#### [What is asked]
Present the following data again exactly as it is shown.

#### [Records contained in a dataset]
══════════════════════════════

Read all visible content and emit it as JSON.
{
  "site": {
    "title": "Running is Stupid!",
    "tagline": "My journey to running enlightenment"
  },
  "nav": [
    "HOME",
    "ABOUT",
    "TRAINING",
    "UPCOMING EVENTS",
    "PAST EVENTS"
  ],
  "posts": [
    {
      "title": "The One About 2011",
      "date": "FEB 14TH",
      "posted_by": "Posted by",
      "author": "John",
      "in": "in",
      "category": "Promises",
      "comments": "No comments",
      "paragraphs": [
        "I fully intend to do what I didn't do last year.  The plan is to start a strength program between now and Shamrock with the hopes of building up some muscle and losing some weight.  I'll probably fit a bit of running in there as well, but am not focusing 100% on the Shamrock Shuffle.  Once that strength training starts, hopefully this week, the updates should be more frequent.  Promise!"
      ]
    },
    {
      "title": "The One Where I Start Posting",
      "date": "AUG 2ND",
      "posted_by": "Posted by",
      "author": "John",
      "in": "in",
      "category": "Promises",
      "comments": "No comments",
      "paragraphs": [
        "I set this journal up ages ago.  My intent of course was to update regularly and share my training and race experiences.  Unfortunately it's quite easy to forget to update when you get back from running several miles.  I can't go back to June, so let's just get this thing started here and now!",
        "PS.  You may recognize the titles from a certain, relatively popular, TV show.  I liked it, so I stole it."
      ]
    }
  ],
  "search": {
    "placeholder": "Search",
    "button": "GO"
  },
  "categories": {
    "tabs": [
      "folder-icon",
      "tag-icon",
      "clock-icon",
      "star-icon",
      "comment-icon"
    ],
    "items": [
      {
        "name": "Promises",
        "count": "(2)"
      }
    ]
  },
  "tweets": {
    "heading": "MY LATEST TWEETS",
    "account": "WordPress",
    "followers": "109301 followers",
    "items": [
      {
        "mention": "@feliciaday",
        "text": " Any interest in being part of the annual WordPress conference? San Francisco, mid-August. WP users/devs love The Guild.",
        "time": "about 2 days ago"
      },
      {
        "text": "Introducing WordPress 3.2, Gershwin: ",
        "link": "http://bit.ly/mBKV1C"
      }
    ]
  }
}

══════════════════════════════

#### [The result]
Read all visible content and emit it as JSON.
{
  "site": {
    "title": "Running is Stupid!",
    "tagline": "My journey to running enlightenment"
  },
  "nav": [
    "HOME",
    "ABOUT",
    "TRAINING",
    "UPCOMING EVENTS",
    "PAST EVENTS"
  ],
  "posts": [
    {
      "title": "The One About 2011",
      "date": "FEB 14TH",
      "posted_by": "Posted by",
      "author": "John",
      "in": "in",
      "category": "Promises",
      "comments": "No comments",
      "paragraphs": [
        "I fully intend to do what I didn't do last year.  The plan is to start a strength program between now and Shamrock with the hopes of building up some muscle and losing some weight.  I'll probably fit a bit of running in there as well, but am not focusing 100% on the Shamrock Shuffle.  Once that strength training starts, hopefully this week, the updates should be more frequent.  Promise!"
      ]
    },
    {
      "title": "The One Where I Start Posting",
      "date": "AUG 2ND",
      "posted_by": "Posted by",
      "author": "John",
      "in": "in",
      "category": "Promises",
      "comments": "No comments",
      "paragraphs": [
        "I set this journal up ages ago.  My intent of course was to update regularly and share my training and race experiences.  Unfortunately it's quite easy to forget to update when you get back from running several miles.  I can't go back to June, so let's just get this thing started here and now!",
        "PS.  You may recognize the titles from a certain, relatively popular, TV show.  I liked it, so I stole it."
      ]
    }
  ],
  "search": {
    "placeholder": "Search",
    "button": "GO"
  },
  "categories": {
    "tabs": [
      "folder-icon",
      "tag-icon",
      "clock-icon",
      "star-icon",
      "comment-icon"
    ],
    "items": [
      {
        "name": "Promises",
        "count": "(2)"
      }
    ]
  },
  "tweets": {
    "heading": "MY LATEST TWEETS",
    "account": "WordPress",
    "followers": "109301 followers",
    "items": [
      {
        "mention": "@feliciaday",
        "text": " Any interest in being part of the annual WordPress conference? San Francisco, mid-August. WP users/devs love The Guild.",
        "time": "about 2 days ago"
      },
      {
        "text": "Introducing WordPress 3.2, Gershwin: ",
        "link": "http://bit.ly/mBKV1C"
      }
    ]
  }
}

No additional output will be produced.